### Records supplied

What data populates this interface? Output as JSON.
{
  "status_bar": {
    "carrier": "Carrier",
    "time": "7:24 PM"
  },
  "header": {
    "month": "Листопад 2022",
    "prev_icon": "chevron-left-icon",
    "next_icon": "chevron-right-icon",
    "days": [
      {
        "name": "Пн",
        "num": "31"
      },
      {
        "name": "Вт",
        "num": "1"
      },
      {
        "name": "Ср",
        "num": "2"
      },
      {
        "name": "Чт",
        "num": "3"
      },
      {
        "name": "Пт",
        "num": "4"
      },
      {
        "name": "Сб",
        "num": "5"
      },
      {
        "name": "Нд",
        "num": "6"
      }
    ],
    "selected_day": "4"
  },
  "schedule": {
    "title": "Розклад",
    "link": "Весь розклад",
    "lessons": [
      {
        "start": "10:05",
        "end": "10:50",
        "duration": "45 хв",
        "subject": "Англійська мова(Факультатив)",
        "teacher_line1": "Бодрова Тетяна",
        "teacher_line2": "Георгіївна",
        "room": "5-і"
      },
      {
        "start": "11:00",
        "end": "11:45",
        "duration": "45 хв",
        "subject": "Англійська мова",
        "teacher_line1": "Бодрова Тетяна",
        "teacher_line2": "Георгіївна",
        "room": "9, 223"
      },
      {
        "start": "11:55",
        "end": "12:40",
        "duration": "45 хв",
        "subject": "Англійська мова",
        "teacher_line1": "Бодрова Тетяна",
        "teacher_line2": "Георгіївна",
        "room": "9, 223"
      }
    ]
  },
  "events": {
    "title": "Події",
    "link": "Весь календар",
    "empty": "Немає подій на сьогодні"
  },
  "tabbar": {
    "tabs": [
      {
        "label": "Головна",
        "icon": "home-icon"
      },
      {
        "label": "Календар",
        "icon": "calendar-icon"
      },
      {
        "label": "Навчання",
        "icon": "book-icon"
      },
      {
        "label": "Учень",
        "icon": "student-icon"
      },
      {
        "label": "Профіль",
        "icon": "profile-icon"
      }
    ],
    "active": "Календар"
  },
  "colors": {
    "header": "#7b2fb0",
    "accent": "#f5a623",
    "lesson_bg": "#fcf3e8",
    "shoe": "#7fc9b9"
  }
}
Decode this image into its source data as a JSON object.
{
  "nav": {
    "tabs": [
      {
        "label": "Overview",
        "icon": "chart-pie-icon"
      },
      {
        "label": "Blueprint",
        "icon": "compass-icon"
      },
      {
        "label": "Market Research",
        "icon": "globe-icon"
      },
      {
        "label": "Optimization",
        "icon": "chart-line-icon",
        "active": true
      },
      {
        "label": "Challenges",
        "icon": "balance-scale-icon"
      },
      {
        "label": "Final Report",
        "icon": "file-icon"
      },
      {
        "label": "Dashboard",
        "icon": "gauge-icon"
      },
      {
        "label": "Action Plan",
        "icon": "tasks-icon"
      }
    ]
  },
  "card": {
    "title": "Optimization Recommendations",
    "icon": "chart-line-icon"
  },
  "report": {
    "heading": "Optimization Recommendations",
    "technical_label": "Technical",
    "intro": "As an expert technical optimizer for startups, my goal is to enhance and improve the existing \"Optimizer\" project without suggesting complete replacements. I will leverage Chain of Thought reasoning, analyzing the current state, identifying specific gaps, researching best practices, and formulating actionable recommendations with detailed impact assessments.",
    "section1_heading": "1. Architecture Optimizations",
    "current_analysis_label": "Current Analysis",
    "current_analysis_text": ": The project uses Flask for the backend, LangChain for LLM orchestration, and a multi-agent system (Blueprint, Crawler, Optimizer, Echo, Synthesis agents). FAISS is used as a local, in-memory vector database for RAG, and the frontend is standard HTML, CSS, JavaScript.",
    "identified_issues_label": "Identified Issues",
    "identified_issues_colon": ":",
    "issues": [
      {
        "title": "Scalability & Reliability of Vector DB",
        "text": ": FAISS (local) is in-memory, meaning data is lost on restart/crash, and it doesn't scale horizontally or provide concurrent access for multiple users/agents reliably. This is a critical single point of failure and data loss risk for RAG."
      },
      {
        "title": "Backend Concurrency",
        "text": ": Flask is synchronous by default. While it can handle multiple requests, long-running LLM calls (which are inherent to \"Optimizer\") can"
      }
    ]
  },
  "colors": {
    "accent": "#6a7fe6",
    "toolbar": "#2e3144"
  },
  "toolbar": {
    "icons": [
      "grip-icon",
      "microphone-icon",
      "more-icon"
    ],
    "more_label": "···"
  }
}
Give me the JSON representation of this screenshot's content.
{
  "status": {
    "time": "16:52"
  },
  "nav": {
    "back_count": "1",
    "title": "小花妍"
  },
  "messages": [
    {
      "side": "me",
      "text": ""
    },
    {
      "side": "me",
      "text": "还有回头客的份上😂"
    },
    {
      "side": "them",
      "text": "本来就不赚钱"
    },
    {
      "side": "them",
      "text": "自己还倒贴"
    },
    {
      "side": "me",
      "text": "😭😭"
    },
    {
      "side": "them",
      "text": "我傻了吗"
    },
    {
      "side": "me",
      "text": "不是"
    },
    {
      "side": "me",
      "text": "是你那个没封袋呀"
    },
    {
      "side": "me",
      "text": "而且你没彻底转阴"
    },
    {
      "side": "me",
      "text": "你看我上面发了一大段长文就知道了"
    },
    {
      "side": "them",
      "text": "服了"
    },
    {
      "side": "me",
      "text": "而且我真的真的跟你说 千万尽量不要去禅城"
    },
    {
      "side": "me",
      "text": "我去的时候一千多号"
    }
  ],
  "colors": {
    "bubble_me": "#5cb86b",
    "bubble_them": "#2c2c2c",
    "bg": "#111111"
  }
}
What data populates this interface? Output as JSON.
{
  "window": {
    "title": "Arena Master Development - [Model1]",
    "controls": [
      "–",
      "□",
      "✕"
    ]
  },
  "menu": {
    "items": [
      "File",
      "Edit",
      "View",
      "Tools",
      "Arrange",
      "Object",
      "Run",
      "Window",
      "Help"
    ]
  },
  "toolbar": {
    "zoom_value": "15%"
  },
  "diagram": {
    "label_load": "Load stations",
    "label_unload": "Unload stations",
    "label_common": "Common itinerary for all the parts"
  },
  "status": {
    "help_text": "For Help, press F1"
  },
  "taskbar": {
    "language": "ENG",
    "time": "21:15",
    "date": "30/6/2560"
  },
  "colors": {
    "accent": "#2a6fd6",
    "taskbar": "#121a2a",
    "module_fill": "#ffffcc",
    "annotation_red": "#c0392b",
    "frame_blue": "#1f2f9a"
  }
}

### What you are asked to do
Set down each entry again, unchanged.

### Output for this task
What data populates this interface? Output as JSON.
{
  "status_bar": {
    "carrier": "Carrier",
    "time": "7:24 PM"
  },
  "header": {
    "month": "Листопад 2022",
    "prev_icon": "chevron-left-icon",
    "next_icon": "chevron-right-icon",
    "days": [
      {
        "name": "Пн",
        "num": "31"
      },
      {
        "name": "Вт",
        "num": "1"
      },
      {
        "name": "Ср",
        "num": "2"
      },
      {
        "name": "Чт",
        "num": "3"
      },
      {
        "name": "Пт",
        "num": "4"
      },
      {
        "name": "Сб",
        "num": "5"
      },
      {
        "name": "Нд",
        "num": "6"
      }
    ],
    "selected_day": "4"
  },
  "schedule": {
    "title": "Розклад",
    "link": "Весь розклад",
    "lessons": [
      {
        "start": "10:05",
        "end": "10:50",
        "duration": "45 хв",
        "subject": "Англійська мова(Факультатив)",
        "teacher_line1": "Бодрова Тетяна",
        "teacher_line2": "Георгіївна",
        "room": "5-і"
      },
      {
        "start": "11:00",
        "end": "11:45",
        "duration": "45 хв",
        "subject": "Англійська мова",
        "teacher_line1": "Бодрова Тетяна",
        "teacher_line2": "Георгіївна",
        "room": "9, 223"
      },
      {
        "start": "11:55",
        "end": "12:40",
        "duration": "45 хв",
        "subject": "Англійська мова",
        "teacher_line1": "Бодрова Тетяна",
        "teacher_line2": "Георгіївна",
        "room": "9, 223"
      }
    ]
  },
  "events": {
    "title": "Події",
    "link": "Весь календар",
    "empty": "Немає подій на сьогодні"
  },
  "tabbar": {
    "tabs": [
      {
        "label": "Головна",
        "icon": "home-icon"
      },
      {
        "label": "Календар",
        "icon": "calendar-icon"
      },
      {
        "label": "Навчання",
        "icon": "book-icon"
      },
      {
        "label": "Учень",
        "icon": "student-icon"
      },
      {
        "label": "Профіль",
        "icon": "profile-icon"
      }
    ],
    "active": "Календар"
  },
  "colors": {
    "header": "#7b2fb0",
    "accent": "#f5a623",
    "lesson_bg": "#fcf3e8",
    "shoe": "#7fc9b9"
  }
}
Decode this image into its source data as a JSON object.
{
  "nav": {
    "tabs": [
      {
        "label": "Overview",
        "icon": "chart-pie-icon"
      },
      {
        "label": "Blueprint",
        "icon": "compass-icon"
      },
      {
        "label": "Market Research",
        "icon": "globe-icon"
      },
      {
        "label": "Optimization",
        "icon": "chart-line-icon",
        "active": true
      },
      {
        "label": "Challenges",
        "icon": "balance-scale-icon"
      },
      {
        "label": "Final Report",
        "icon": "file-icon"
      },
      {
        "label": "Dashboard",
        "icon": "gauge-icon"
      },
      {
        "label": "Action Plan",
        "icon": "tasks-icon"
      }
    ]
  },
  "card": {
    "title": "Optimization Recommendations",
    "icon": "chart-line-icon"
  },
  "report": {
    "heading": "Optimization Recommendations",
    "technical_label": "Technical",
    "intro": "As an expert technical optimizer for startups, my goal is to enhance and improve the existing \"Optimizer\" project without suggesting complete replacements. I will leverage Chain of Thought reasoning, analyzing the current state, identifying specific gaps, researching best practices, and formulating actionable recommendations with detailed impact assessments.",
    "section1_heading": "1. Architecture Optimizations",
    "current_analysis_label": "Current Analysis",
    "current_analysis_text": ": The project uses Flask for the backend, LangChain for LLM orchestration, and a multi-agent system (Blueprint, Crawler, Optimizer, Echo, Synthesis agents). FAISS is used as a local, in-memory vector database for RAG, and the frontend is standard HTML, CSS, JavaScript.",
    "identified_issues_label": "Identified Issues",
    "identified_issues_colon": ":",
    "issues": [
      {
        "title": "Scalability & Reliability of Vector DB",
        "text": ": FAISS (local) is in-memory, meaning data is lost on restart/crash, and it doesn't scale horizontally or provide concurrent access for multiple users/agents reliably. This is a critical single point of failure and data loss risk for RAG."
      },
      {
        "title": "Backend Concurrency",
        "text": ": Flask is synchronous by default. While it can handle multiple requests, long-running LLM calls (which are inherent to \"Optimizer\") can"
      }
    ]
  },
  "colors": {
    "accent": "#6a7fe6",
    "toolbar": "#2e3144"
  },
  "toolbar": {
    "icons": [
      "grip-icon",
      "microphone-icon",
      "more-icon"
    ],
    "more_label": "···"
  }
}
Give me the JSON representation of this screenshot's content.
{
  "status": {
    "time": "16:52"
  },
  "nav": {
    "back_count": "1",
    "title": "小花妍"
  },
  "messages": [
    {
      "side": "me",
      "text": ""
    },
    {
      "side": "me",
      "text": "还有回头客的份上😂"
    },
    {
      "side": "them",
      "text": "本来就不赚钱"
    },
    {
      "side": "them",
      "text": "自己还倒贴"
    },
    {
      "side": "me",
      "text": "😭😭"
    },
    {
      "side": "them",
      "text": "我傻了吗"
    },
    {
      "side": "me",
      "text": "不是"
    },
    {
      "side": "me",
      "text": "是你那个没封袋呀"
    },
    {
      "side": "me",
      "text": "而且你没彻底转阴"
    },
    {
      "side": "me",
      "text": "你看我上面发了一大段长文就知道了"
    },
    {
      "side": "them",
      "text": "服了"
    },
    {
      "side": "me",
      "text": "而且我真的真的跟你说 千万尽量不要去禅城"
    },
    {
      "side": "me",
      "text": "我去的时候一千多号"
    }
  ],
  "colors": {
    "bubble_me": "#5cb86b",
    "bubble_them": "#2c2c2c",
    "bg": "#111111"
  }
}
What data populates this interface? Output as JSON.
{
  "window": {
    "title": "Arena Master Development - [Model1]",
    "controls": [
      "–",
      "□",
      "✕"
    ]
  },
  "menu": {
    "items": [
      "File",
      "Edit",
      "View",
      "Tools",
      "Arrange",
      "Object",
      "Run",
      "Window",
      "Help"
    ]
  },
  "toolbar": {
    "zoom_value": "15%"
  },
  "diagram": {
    "label_load": "Load stations",
    "label_unload": "Unload stations",
    "label_common": "Common itinerary for all the parts"
  },
  "status": {
    "help_text": "For Help, press F1"
  },
  "taskbar": {
    "language": "ENG",
    "time": "21:15",
    "date": "30/6/2560"
  },
  "colors": {
    "accent": "#2a6fd6",
    "taskbar": "#121a2a",
    "module_fill": "#ffffcc",
    "annotation_red": "#c0392b",
    "frame_blue": "#1f2f9a"
  }
}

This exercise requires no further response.